EXERCISE GOAL: Copy each line that has the string "Deutschlands" somewhere in it.

DATA PROVIDED:
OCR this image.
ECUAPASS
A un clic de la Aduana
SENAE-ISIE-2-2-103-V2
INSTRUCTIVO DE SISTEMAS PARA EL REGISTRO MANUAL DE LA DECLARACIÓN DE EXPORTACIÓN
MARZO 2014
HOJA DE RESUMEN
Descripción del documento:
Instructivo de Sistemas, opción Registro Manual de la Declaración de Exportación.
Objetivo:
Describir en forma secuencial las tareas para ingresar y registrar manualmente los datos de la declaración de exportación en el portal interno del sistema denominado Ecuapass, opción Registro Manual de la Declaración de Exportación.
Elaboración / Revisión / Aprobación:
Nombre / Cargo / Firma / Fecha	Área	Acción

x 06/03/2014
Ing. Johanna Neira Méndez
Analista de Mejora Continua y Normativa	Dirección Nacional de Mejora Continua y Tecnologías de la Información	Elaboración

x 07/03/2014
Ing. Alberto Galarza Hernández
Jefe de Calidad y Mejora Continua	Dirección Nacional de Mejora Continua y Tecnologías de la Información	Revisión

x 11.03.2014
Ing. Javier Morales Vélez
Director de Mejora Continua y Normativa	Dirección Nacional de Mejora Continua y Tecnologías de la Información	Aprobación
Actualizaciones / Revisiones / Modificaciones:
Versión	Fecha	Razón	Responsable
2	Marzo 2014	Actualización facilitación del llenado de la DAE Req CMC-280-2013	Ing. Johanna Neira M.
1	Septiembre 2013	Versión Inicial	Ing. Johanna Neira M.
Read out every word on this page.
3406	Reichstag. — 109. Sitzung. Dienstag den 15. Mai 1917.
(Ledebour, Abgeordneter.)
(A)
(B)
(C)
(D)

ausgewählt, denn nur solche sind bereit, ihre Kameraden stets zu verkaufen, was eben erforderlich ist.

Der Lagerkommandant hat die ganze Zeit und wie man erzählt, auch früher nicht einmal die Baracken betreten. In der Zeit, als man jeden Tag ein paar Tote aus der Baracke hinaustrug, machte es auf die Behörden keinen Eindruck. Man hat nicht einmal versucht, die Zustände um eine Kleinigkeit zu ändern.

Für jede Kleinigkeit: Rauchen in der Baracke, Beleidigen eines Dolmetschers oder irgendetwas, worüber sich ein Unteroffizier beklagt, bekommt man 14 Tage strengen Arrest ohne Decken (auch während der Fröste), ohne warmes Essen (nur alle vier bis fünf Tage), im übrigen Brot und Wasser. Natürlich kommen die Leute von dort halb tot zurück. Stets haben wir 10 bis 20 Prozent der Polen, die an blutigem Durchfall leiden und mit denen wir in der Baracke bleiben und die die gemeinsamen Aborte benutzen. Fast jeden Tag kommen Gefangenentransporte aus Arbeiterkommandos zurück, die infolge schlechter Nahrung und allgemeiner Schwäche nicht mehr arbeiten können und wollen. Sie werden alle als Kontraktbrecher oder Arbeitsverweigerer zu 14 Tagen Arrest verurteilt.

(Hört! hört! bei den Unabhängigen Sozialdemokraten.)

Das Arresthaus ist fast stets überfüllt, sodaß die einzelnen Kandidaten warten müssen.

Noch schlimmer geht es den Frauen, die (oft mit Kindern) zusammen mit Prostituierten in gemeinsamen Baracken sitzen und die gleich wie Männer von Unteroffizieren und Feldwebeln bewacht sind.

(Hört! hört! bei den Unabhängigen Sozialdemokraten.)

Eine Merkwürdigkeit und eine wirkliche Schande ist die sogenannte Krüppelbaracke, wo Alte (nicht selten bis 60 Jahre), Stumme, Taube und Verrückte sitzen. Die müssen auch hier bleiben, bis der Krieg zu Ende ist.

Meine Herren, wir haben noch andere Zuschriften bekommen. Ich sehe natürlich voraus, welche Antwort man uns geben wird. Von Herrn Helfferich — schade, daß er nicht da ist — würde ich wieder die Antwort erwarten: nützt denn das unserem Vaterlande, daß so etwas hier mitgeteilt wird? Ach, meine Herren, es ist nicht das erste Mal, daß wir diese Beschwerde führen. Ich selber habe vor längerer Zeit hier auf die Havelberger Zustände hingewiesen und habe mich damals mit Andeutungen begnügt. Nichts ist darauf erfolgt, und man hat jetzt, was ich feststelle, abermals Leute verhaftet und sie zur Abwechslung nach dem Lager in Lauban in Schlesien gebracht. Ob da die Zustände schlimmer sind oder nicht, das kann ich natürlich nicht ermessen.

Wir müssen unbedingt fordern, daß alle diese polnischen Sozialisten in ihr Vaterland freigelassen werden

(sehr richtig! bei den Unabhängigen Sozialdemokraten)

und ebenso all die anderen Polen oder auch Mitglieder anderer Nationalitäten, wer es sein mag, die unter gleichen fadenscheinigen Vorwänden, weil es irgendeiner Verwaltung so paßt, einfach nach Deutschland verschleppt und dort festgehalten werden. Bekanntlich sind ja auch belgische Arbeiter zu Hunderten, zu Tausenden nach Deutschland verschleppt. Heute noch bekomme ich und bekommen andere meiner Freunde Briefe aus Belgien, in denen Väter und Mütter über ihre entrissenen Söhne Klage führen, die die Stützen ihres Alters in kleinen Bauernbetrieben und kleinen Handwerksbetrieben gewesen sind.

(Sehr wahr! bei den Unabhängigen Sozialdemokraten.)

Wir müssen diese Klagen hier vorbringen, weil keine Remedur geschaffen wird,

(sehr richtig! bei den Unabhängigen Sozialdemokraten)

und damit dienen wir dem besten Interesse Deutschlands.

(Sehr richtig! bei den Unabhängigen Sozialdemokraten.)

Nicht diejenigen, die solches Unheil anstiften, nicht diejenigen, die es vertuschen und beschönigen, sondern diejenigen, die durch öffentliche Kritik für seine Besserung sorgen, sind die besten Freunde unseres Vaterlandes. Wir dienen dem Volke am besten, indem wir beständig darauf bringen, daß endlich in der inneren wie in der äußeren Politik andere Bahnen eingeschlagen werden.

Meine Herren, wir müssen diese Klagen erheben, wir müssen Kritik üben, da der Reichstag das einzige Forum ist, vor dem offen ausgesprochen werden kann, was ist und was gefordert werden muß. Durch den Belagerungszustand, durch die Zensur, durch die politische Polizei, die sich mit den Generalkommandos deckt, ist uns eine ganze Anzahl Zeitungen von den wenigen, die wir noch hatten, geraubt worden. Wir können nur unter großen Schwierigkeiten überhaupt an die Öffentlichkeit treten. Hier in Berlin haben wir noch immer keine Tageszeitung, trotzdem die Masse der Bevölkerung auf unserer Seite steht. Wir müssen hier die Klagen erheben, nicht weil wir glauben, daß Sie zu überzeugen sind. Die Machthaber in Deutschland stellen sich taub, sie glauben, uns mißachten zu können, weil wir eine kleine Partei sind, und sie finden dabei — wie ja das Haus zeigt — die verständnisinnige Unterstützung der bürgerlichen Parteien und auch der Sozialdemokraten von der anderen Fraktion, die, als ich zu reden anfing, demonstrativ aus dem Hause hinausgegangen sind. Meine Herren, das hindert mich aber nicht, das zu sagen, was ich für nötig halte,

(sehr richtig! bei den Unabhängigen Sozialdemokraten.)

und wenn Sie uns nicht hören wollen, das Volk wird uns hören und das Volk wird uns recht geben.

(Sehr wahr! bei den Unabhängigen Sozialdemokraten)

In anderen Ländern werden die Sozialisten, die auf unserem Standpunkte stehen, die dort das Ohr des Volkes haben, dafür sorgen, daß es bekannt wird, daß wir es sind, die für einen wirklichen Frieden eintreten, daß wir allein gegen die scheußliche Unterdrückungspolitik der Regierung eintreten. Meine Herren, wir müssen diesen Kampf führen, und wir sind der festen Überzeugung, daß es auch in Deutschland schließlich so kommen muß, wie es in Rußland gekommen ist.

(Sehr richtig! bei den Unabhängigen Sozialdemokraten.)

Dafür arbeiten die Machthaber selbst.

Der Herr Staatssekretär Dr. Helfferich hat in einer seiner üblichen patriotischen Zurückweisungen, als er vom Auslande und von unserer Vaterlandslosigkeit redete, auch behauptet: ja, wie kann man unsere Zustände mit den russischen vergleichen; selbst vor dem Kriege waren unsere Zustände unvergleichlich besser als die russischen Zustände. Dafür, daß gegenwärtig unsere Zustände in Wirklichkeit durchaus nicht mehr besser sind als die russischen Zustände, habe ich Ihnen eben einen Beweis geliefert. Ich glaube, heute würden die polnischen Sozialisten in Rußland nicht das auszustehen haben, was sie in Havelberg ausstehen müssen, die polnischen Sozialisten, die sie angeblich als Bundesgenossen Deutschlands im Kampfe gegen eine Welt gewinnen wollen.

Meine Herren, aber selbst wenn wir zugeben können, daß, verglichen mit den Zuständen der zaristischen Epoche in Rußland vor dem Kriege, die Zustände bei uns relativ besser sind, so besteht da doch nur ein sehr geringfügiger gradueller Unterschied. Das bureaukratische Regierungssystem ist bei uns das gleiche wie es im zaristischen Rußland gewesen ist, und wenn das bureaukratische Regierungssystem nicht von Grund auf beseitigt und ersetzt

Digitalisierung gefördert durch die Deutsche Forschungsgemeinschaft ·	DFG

TASK RESULT:
und damit dienen wir dem besten Interesse Deutschlands.
Der Herr Staatssekretär Dr. Helfferich hat in einer seiner üblichen patriotischen Zurückweisungen, als er vom Auslande und von unserer Vaterlandslosigkeit redete, auch behauptet: ja, wie kann man unsere Zustände mit den russischen vergleichen; selbst vor dem Kriege waren unsere Zustände unvergleichlich besser als die russischen Zustände. Dafür, daß gegenwärtig unsere Zustände in Wirklichkeit durchaus nicht mehr besser sind als die russischen Zustände, habe ich Ihnen eben einen Beweis geliefert. Ich glaube, heute würden die polnischen Sozialisten in Rußland nicht das auszustehen haben, was sie in Havelberg ausstehen müssen, die polnischen Sozialisten, die sie angeblich als Bundesgenossen Deutschlands im Kampfe gegen eine Welt gewinnen wollen.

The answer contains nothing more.